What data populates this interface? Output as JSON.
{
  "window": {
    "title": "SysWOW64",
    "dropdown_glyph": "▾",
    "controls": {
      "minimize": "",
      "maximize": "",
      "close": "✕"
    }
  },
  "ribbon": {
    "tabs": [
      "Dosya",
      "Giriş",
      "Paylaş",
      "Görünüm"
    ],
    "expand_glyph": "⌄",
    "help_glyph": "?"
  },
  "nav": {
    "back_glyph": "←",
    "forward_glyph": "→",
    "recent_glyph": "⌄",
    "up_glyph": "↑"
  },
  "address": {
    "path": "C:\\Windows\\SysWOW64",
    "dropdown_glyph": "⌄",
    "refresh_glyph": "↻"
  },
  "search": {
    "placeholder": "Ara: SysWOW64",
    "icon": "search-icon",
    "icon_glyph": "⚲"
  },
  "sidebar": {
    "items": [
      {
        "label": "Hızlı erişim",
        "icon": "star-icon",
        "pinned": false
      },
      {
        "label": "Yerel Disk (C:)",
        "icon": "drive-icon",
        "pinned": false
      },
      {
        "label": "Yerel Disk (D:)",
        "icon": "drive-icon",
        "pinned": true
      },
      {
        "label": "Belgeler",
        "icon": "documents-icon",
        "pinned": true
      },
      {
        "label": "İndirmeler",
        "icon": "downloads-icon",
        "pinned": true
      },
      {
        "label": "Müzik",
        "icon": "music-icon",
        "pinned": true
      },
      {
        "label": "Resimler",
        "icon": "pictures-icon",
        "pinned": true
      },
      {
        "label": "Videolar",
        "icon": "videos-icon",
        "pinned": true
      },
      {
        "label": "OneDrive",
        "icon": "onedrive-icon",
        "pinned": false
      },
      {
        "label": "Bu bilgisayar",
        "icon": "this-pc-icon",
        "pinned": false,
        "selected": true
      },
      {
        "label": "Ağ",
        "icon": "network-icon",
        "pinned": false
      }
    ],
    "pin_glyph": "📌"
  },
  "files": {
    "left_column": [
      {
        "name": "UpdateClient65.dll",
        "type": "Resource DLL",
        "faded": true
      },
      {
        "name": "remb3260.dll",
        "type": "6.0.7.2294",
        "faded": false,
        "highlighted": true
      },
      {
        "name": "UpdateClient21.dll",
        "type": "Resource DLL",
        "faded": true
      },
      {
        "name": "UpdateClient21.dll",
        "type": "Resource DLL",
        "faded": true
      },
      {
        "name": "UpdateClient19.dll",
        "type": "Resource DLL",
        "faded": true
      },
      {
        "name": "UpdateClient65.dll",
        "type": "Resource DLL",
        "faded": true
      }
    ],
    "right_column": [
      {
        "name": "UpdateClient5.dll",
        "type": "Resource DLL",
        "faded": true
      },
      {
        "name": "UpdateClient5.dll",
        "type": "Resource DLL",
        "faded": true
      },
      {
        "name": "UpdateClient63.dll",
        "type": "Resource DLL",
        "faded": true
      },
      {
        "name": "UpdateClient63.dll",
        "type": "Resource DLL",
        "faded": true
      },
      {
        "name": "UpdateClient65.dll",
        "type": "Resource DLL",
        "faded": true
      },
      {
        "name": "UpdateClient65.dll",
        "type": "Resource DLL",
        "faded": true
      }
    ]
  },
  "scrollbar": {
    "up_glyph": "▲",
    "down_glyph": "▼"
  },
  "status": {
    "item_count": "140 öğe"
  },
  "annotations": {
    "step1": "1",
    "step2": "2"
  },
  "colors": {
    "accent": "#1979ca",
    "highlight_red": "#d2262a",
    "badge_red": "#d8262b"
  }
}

**What is expected**
Where a line of the entries contains the word "this", copy that line.

**Exercise output**
What data populates this interface? Output as JSON.
        "icon": "this-pc-icon",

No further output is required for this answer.